Input:
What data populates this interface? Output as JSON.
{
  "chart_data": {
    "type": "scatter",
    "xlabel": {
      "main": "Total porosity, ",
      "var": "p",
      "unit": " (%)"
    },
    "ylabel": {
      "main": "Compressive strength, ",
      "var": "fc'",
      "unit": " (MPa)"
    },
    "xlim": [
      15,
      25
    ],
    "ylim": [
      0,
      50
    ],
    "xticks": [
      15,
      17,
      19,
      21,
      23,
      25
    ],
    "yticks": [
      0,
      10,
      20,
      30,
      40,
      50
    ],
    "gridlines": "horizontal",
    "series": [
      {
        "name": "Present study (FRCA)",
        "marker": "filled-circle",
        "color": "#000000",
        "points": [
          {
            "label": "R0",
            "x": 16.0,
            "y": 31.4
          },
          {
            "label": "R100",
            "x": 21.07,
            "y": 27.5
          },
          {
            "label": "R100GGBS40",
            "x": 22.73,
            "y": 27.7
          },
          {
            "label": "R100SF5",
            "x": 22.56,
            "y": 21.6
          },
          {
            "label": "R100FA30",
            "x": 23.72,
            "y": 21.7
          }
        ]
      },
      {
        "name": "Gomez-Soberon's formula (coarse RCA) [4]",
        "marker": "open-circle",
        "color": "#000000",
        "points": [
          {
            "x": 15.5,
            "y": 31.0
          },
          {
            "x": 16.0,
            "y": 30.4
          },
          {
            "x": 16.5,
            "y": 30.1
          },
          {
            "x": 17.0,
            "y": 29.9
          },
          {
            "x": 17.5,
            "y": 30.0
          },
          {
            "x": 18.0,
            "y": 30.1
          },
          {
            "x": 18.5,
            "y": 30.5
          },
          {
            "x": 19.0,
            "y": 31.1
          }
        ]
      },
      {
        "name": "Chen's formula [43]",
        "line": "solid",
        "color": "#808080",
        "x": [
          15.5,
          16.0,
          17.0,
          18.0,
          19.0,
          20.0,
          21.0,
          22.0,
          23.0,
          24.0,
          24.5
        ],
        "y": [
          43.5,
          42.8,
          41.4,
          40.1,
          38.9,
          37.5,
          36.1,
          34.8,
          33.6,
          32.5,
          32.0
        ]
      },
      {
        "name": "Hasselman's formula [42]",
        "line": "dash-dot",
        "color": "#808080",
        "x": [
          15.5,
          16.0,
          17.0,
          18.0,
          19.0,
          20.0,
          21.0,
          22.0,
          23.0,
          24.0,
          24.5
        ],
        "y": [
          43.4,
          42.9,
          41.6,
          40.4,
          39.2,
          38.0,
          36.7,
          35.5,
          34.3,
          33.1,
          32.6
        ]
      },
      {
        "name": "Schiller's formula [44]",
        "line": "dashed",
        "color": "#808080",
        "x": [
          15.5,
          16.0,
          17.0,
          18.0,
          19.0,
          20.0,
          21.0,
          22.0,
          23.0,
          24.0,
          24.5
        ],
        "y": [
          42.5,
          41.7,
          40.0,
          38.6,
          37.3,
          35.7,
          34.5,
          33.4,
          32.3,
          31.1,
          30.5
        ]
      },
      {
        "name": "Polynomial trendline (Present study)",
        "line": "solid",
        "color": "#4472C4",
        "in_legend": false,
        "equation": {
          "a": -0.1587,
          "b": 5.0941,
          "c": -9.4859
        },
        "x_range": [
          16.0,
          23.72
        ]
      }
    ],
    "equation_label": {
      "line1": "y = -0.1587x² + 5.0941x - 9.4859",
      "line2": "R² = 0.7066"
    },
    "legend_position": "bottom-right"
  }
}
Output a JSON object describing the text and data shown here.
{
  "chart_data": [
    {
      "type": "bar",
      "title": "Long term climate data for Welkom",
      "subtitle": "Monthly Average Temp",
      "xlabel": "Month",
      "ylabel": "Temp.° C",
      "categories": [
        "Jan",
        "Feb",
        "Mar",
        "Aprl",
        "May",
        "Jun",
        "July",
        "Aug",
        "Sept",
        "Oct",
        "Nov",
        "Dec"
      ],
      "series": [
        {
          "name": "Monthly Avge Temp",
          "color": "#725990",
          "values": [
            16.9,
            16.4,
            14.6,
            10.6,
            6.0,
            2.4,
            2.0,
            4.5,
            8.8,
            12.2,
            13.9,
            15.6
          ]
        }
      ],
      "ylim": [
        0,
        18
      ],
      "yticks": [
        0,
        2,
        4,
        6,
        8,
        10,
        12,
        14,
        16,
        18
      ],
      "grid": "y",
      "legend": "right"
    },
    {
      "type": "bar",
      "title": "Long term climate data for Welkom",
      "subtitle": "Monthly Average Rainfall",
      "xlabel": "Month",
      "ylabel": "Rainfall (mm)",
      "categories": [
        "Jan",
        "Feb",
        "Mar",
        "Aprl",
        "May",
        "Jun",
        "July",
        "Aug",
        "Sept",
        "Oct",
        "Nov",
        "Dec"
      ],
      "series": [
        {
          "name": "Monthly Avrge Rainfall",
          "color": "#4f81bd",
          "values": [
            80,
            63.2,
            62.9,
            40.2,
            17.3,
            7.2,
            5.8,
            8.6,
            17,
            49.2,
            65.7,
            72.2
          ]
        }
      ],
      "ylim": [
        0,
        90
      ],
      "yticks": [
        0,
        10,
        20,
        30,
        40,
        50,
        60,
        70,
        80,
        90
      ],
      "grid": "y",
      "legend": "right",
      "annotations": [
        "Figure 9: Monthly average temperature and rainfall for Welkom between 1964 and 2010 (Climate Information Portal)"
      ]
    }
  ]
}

Task details: Scan the material line by line and report each one that contains "right".

Task response:
    "legend_position": "bottom-right"
      "legend": "right"
      "legend": "right",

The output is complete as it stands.